PROBLEM TO WORK ON -> Look through the data for the string "document". Copy every line where it is found.

RECORDS TO USE ->
------------------------------------------------------------------------

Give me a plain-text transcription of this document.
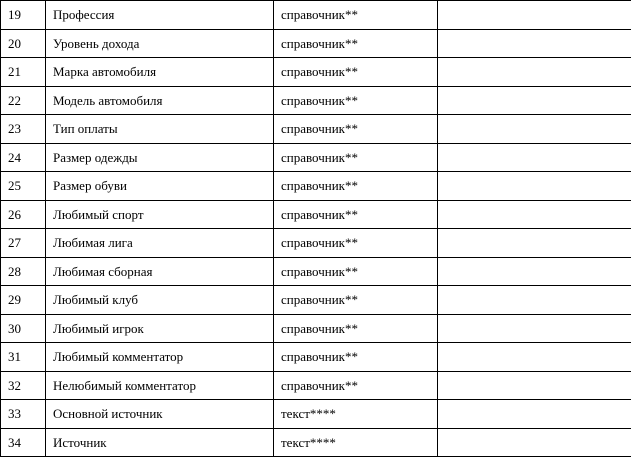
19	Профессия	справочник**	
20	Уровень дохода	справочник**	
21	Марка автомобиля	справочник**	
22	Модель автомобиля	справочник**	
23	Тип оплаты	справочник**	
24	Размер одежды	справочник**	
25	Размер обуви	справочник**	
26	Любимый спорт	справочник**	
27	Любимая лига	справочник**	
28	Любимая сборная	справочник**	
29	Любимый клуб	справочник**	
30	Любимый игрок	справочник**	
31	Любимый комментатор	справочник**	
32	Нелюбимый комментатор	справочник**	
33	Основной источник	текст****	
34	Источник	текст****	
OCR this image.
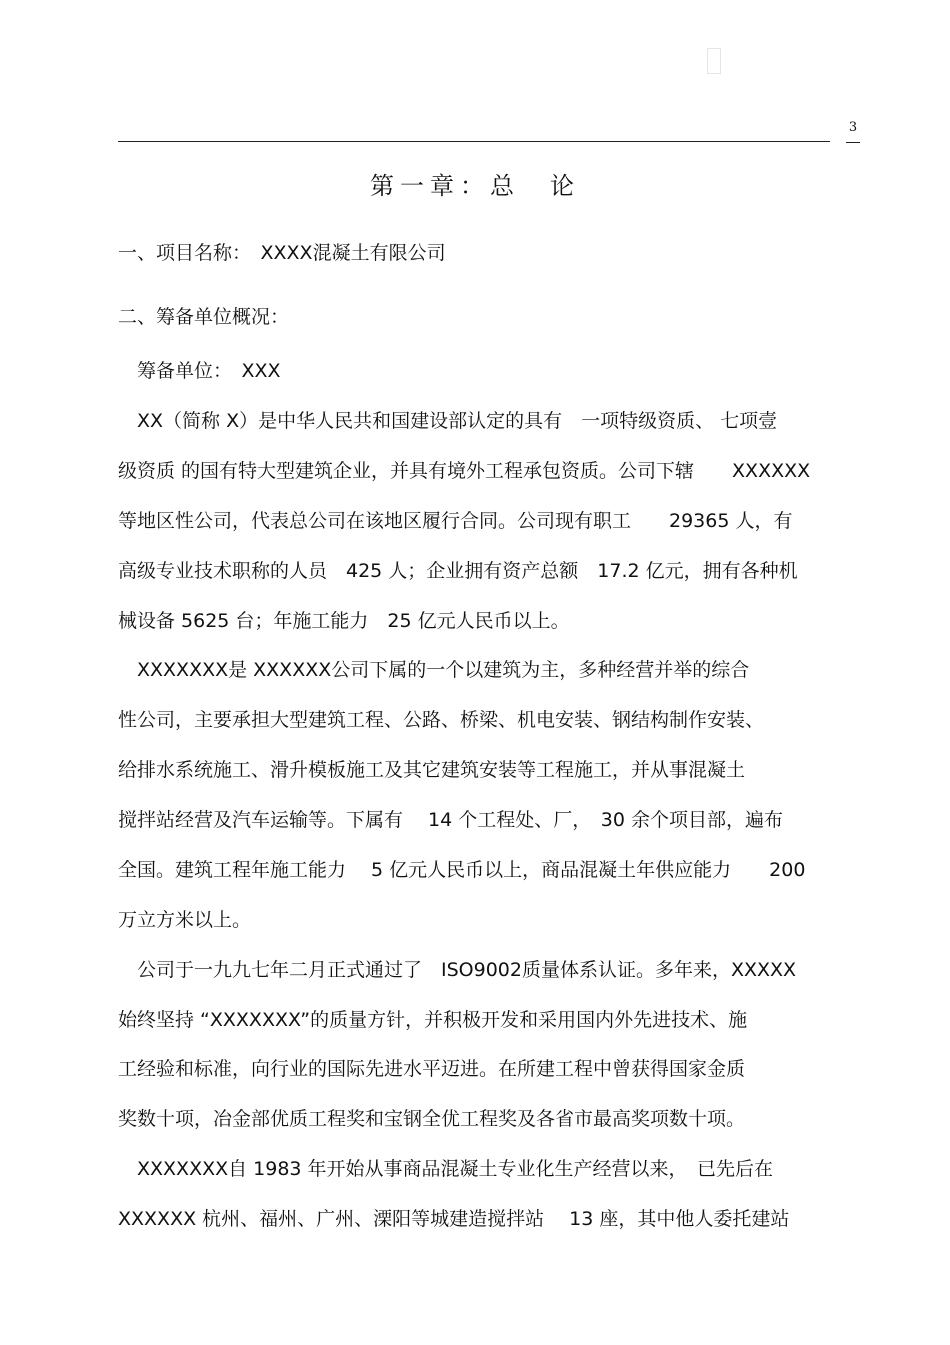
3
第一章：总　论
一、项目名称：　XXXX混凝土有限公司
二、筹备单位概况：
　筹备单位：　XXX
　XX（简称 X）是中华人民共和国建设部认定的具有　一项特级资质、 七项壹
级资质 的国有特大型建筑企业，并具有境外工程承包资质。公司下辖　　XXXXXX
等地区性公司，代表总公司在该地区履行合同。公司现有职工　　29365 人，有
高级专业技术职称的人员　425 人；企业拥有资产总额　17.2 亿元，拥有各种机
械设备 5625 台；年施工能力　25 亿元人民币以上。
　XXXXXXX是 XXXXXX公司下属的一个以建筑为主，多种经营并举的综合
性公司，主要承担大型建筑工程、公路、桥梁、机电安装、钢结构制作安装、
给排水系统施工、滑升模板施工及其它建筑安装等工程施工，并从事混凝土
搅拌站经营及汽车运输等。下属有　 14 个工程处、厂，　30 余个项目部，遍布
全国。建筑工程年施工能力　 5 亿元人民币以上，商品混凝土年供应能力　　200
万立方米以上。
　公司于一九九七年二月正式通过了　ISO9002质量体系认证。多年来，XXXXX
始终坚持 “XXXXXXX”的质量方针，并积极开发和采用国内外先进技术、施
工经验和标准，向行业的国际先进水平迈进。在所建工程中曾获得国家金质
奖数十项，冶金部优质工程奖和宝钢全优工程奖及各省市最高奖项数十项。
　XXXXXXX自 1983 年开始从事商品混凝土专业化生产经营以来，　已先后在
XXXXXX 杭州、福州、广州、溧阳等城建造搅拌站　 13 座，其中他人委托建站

------------------------------------------------------------------------

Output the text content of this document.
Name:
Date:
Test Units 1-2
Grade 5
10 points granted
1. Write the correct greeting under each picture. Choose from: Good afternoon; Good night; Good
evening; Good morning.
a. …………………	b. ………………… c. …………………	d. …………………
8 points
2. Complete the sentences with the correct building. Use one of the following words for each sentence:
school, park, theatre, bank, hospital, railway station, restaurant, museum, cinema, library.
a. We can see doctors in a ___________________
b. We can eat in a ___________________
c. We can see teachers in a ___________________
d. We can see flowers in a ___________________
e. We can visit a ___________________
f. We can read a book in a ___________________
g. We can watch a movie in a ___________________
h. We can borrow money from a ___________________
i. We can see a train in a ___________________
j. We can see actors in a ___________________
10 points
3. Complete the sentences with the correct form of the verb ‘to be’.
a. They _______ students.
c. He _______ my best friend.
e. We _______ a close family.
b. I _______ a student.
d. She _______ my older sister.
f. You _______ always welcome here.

------------------------------------------------------------------------

TASK OUTPUT ->
Give me a plain-text transcription of this document.
Output the text content of this document.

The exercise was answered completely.